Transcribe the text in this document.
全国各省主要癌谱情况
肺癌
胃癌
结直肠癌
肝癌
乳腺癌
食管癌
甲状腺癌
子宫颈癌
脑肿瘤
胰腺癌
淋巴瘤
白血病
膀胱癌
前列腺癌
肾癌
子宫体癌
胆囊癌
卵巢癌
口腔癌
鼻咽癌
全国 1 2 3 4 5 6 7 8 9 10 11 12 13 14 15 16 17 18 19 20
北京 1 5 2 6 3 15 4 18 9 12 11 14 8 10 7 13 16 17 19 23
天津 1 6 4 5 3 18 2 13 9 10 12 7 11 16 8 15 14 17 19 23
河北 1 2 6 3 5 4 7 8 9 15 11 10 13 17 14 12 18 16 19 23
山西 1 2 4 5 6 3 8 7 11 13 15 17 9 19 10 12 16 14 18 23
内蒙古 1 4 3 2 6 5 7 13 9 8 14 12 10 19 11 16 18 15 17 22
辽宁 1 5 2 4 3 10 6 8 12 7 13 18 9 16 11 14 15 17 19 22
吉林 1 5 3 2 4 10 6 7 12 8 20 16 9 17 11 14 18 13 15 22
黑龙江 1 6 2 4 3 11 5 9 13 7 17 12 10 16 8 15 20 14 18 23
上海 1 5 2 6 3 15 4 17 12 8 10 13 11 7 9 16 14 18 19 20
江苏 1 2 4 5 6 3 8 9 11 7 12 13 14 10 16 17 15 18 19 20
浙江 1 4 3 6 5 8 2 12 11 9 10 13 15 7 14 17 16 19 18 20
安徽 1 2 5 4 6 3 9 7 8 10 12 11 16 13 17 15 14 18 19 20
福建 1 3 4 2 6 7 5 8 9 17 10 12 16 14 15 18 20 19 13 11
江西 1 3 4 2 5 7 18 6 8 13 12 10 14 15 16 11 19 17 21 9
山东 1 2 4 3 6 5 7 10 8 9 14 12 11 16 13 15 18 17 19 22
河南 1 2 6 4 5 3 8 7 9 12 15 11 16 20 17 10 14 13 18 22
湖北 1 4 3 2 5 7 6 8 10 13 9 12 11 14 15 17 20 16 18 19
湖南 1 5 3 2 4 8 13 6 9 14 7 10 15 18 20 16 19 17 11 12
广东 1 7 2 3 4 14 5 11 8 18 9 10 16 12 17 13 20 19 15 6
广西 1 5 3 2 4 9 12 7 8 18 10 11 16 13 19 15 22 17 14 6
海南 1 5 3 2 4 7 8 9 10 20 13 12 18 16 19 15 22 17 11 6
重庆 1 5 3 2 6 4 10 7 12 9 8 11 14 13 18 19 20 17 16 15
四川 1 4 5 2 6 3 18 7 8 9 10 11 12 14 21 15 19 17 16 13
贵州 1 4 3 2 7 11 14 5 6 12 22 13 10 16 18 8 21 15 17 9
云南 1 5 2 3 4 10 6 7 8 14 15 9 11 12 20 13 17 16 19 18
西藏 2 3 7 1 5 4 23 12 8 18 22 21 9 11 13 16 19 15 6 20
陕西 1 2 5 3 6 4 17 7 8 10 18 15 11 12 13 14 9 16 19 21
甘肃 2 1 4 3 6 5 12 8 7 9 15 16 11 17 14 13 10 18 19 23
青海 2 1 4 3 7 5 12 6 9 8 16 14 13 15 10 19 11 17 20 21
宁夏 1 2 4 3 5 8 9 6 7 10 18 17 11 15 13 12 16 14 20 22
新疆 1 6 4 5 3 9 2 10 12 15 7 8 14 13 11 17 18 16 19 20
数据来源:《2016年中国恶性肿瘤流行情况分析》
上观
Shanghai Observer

-------

> [What to do] Return the listing above word for word.

> [Task output]
Transcribe the text in this document.
全国各省主要癌谱情况
肺癌
胃癌
结直肠癌
肝癌
乳腺癌
食管癌
甲状腺癌
子宫颈癌
脑肿瘤
胰腺癌
淋巴瘤
白血病
膀胱癌
前列腺癌
肾癌
子宫体癌
胆囊癌
卵巢癌
口腔癌
鼻咽癌
全国 1 2 3 4 5 6 7 8 9 10 11 12 13 14 15 16 17 18 19 20
北京 1 5 2 6 3 15 4 18 9 12 11 14 8 10 7 13 16 17 19 23
天津 1 6 4 5 3 18 2 13 9 10 12 7 11 16 8 15 14 17 19 23
河北 1 2 6 3 5 4 7 8 9 15 11 10 13 17 14 12 18 16 19 23
山西 1 2 4 5 6 3 8 7 11 13 15 17 9 19 10 12 16 14 18 23
内蒙古 1 4 3 2 6 5 7 13 9 8 14 12 10 19 11 16 18 15 17 22
辽宁 1 5 2 4 3 10 6 8 12 7 13 18 9 16 11 14 15 17 19 22
吉林 1 5 3 2 4 10 6 7 12 8 20 16 9 17 11 14 18 13 15 22
黑龙江 1 6 2 4 3 11 5 9 13 7 17 12 10 16 8 15 20 14 18 23
上海 1 5 2 6 3 15 4 17 12 8 10 13 11 7 9 16 14 18 19 20
江苏 1 2 4 5 6 3 8 9 11 7 12 13 14 10 16 17 15 18 19 20
浙江 1 4 3 6 5 8 2 12 11 9 10 13 15 7 14 17 16 19 18 20
安徽 1 2 5 4 6 3 9 7 8 10 12 11 16 13 17 15 14 18 19 20
福建 1 3 4 2 6 7 5 8 9 17 10 12 16 14 15 18 20 19 13 11
江西 1 3 4 2 5 7 18 6 8 13 12 10 14 15 16 11 19 17 21 9
山东 1 2 4 3 6 5 7 10 8 9 14 12 11 16 13 15 18 17 19 22
河南 1 2 6 4 5 3 8 7 9 12 15 11 16 20 17 10 14 13 18 22
湖北 1 4 3 2 5 7 6 8 10 13 9 12 11 14 15 17 20 16 18 19
湖南 1 5 3 2 4 8 13 6 9 14 7 10 15 18 20 16 19 17 11 12
广东 1 7 2 3 4 14 5 11 8 18 9 10 16 12 17 13 20 19 15 6
广西 1 5 3 2 4 9 12 7 8 18 10 11 16 13 19 15 22 17 14 6
海南 1 5 3 2 4 7 8 9 10 20 13 12 18 16 19 15 22 17 11 6
重庆 1 5 3 2 6 4 10 7 12 9 8 11 14 13 18 19 20 17 16 15
四川 1 4 5 2 6 3 18 7 8 9 10 11 12 14 21 15 19 17 16 13
贵州 1 4 3 2 7 11 14 5 6 12 22 13 10 16 18 8 21 15 17 9
云南 1 5 2 3 4 10 6 7 8 14 15 9 11 12 20 13 17 16 19 18
西藏 2 3 7 1 5 4 23 12 8 18 22 21 9 11 13 16 19 15 6 20
陕西 1 2 5 3 6 4 17 7 8 10 18 15 11 12 13 14 9 16 19 21
甘肃 2 1 4 3 6 5 12 8 7 9 15 16 11 17 14 13 10 18 19 23
青海 2 1 4 3 7 5 12 6 9 8 16 14 13 15 10 19 11 17 20 21
宁夏 1 2 4 3 5 8 9 6 7 10 18 17 11 15 13 12 16 14 20 22
新疆 1 6 4 5 3 9 2 10 12 15 7 8 14 13 11 17 18 16 19 20
数据来源:《2016年中国恶性肿瘤流行情况分析》
上观
Shanghai Observer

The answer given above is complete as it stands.